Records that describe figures
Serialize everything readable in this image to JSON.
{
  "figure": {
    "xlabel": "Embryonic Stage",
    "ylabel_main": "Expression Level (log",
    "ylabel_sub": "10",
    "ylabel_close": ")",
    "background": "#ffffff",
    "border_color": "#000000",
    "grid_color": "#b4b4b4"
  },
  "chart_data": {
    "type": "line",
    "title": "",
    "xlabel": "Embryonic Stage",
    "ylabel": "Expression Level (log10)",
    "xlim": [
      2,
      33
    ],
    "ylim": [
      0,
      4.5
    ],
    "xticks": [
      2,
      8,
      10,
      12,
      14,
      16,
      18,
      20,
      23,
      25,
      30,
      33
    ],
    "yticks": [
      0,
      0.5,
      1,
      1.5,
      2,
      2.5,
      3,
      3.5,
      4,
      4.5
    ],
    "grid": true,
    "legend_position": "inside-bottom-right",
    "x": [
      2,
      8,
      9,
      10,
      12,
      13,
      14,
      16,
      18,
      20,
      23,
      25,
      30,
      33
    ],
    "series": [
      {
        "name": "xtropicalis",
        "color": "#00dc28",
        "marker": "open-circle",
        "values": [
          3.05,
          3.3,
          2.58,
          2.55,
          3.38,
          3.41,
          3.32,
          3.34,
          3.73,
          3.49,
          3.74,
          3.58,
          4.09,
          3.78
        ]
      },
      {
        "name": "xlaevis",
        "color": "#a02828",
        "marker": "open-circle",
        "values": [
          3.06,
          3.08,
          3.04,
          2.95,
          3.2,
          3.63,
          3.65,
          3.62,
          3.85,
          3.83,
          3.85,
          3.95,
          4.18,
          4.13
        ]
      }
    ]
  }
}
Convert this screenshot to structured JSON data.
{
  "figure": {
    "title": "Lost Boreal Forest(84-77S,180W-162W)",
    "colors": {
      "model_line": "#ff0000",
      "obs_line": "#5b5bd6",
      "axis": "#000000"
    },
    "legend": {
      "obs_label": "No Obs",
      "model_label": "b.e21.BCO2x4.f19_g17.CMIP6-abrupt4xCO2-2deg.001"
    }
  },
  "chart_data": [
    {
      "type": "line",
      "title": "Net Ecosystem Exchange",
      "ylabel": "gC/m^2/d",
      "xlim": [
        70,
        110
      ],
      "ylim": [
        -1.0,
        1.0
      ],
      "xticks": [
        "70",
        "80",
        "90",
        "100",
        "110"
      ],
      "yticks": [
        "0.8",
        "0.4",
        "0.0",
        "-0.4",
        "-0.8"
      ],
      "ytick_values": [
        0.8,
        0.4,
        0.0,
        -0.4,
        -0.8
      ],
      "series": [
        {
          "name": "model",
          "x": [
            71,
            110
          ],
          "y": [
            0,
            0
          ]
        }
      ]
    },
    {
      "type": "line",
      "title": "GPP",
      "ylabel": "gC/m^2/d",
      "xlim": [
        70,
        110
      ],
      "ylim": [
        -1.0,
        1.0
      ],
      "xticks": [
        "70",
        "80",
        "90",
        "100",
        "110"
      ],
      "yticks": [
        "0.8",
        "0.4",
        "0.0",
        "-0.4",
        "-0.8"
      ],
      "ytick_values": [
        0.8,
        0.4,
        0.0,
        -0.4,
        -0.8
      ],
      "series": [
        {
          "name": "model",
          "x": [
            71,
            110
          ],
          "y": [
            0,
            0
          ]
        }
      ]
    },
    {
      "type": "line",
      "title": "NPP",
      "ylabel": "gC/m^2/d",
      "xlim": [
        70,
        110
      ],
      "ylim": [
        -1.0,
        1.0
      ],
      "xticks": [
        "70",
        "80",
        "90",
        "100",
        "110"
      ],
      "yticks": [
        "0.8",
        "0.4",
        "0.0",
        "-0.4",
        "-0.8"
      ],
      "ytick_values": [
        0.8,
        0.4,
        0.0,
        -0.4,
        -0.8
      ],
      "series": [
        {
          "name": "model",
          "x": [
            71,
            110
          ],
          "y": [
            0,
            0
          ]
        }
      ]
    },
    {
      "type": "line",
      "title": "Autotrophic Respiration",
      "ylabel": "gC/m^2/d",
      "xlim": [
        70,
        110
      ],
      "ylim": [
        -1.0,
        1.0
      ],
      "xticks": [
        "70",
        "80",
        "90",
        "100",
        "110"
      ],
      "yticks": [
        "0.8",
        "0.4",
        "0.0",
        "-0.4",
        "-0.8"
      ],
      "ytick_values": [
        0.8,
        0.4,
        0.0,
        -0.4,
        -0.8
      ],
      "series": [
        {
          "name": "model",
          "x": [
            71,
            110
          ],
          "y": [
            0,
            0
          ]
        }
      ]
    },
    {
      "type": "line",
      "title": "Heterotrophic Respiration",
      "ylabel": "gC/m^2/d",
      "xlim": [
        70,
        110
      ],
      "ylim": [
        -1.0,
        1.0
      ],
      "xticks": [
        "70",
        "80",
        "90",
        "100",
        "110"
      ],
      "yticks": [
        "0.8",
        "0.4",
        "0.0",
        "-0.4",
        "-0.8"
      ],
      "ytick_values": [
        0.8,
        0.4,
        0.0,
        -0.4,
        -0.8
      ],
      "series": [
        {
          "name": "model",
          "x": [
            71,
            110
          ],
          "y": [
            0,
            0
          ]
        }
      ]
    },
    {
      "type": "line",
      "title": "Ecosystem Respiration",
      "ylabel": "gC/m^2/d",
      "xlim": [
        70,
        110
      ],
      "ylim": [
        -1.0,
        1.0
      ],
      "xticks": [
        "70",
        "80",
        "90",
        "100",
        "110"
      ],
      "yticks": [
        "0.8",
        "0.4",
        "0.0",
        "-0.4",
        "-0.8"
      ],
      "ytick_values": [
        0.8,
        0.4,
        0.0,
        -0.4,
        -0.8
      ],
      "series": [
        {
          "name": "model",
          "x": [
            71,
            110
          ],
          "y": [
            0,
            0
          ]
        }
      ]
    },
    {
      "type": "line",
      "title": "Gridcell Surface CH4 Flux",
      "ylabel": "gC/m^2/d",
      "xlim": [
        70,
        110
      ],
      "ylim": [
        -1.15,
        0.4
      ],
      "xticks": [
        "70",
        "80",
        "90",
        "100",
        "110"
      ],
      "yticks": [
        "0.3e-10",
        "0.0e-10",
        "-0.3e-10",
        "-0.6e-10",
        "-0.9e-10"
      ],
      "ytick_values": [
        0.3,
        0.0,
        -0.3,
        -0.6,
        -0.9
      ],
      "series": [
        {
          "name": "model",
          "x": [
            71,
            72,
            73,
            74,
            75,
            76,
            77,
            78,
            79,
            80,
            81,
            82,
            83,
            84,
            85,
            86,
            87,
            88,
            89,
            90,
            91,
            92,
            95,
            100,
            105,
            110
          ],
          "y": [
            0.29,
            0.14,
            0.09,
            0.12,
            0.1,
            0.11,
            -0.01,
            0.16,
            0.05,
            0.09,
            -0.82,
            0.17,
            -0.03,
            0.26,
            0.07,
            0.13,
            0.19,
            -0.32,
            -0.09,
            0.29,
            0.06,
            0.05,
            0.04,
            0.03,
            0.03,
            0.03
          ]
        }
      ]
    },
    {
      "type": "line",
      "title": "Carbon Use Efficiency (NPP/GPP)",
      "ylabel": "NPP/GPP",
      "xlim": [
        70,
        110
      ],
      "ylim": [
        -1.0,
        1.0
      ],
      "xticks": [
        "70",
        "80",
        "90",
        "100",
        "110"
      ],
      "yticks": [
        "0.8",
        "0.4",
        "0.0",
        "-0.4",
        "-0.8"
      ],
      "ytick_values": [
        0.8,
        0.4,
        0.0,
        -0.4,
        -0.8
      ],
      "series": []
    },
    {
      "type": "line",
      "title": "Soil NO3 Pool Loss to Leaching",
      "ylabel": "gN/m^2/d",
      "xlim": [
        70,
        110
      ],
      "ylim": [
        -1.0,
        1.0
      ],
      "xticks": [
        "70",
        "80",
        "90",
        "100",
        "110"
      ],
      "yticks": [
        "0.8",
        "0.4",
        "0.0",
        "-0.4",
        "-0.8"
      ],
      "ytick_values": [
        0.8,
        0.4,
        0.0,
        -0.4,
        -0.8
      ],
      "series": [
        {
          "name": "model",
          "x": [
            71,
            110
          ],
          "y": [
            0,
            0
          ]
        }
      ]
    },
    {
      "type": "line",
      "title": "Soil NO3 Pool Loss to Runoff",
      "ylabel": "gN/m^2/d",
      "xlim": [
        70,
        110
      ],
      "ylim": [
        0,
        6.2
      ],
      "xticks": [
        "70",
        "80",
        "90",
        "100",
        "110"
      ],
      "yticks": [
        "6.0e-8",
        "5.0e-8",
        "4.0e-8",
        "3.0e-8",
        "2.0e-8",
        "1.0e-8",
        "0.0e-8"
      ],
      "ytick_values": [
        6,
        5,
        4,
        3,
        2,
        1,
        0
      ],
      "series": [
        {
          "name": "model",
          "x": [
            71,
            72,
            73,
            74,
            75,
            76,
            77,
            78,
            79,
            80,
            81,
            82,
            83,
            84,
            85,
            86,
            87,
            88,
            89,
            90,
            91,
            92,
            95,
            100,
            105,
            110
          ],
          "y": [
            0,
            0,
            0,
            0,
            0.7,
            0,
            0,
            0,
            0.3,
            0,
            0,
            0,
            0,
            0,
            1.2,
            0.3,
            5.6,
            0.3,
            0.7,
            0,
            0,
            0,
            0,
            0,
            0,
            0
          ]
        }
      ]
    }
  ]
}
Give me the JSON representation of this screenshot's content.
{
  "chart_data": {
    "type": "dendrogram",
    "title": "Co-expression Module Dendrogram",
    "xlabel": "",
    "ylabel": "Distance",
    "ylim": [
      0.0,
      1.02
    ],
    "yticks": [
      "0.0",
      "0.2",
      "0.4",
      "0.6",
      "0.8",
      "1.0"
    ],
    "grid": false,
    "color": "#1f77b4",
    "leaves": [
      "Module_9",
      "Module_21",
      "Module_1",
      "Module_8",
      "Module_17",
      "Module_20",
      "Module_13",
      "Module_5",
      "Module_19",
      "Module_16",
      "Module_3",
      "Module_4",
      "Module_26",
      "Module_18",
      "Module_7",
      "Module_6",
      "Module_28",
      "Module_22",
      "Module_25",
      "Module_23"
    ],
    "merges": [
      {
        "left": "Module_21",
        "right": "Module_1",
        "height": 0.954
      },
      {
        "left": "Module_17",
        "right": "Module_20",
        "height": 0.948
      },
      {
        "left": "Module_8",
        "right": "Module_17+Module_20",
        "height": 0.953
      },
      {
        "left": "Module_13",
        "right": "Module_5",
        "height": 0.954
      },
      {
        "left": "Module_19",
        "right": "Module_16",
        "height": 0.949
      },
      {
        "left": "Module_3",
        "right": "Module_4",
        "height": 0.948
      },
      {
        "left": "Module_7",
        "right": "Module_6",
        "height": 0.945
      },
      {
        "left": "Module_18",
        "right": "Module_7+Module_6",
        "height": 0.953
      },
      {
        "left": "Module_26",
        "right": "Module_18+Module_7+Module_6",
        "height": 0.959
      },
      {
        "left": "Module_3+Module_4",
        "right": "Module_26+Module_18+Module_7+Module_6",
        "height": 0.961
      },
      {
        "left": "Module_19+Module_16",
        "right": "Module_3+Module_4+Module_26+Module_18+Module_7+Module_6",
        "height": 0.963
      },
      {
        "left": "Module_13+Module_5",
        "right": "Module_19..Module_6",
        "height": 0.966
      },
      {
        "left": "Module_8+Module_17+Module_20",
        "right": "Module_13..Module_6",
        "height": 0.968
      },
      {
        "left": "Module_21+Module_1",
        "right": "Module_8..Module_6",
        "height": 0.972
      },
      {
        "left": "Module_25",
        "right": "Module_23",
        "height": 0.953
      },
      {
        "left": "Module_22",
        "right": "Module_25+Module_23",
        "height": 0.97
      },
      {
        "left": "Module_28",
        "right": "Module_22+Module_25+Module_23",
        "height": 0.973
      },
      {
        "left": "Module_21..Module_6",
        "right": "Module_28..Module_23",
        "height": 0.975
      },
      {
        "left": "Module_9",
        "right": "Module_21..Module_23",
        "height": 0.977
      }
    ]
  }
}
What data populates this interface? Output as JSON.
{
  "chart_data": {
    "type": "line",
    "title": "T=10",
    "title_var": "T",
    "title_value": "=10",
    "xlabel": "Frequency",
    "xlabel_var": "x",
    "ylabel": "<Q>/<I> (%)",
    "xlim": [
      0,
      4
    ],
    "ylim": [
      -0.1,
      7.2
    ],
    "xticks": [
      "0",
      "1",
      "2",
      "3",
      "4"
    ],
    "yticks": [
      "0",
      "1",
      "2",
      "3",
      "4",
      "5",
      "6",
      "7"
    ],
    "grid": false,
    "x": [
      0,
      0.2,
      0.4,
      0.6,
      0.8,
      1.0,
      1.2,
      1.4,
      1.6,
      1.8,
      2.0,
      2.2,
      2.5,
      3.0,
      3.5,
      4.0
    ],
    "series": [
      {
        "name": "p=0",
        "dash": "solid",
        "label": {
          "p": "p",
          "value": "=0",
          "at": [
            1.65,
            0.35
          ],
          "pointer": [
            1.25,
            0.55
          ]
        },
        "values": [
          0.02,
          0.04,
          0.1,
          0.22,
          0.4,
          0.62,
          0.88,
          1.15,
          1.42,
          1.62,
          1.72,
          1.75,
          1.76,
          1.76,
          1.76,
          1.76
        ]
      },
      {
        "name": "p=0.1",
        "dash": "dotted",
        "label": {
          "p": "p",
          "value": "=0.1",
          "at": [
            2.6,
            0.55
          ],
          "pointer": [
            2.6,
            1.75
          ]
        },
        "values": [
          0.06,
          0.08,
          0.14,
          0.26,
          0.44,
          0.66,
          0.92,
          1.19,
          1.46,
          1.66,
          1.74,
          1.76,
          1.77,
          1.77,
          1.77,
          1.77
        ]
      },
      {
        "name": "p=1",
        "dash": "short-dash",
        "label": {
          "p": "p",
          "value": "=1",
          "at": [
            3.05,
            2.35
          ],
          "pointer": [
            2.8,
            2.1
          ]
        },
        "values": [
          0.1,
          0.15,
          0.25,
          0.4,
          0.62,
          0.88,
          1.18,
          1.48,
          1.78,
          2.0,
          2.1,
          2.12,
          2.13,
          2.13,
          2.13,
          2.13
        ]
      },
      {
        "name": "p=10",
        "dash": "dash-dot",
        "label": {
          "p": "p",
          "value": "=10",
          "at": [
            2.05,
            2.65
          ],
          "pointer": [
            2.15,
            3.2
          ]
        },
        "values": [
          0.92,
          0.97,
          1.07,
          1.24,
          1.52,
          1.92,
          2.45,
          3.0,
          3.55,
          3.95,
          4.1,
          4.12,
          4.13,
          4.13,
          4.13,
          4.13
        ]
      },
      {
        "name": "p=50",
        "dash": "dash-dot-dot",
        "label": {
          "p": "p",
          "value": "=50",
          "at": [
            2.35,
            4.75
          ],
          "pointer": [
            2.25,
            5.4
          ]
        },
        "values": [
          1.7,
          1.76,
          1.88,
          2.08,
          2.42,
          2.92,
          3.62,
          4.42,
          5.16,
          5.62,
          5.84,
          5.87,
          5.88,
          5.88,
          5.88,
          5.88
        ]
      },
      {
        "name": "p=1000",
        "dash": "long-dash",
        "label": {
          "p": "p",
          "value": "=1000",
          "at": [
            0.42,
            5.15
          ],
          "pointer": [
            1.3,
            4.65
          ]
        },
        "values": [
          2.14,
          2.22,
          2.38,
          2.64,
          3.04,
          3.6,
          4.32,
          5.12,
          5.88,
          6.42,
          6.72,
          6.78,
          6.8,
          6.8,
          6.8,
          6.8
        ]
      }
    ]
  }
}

## What is required
Go over the data above and copy every line that has the word "Ecosystem" in it.

## Completed exercise
      "title": "Net Ecosystem Exchange",
      "title": "Ecosystem Respiration",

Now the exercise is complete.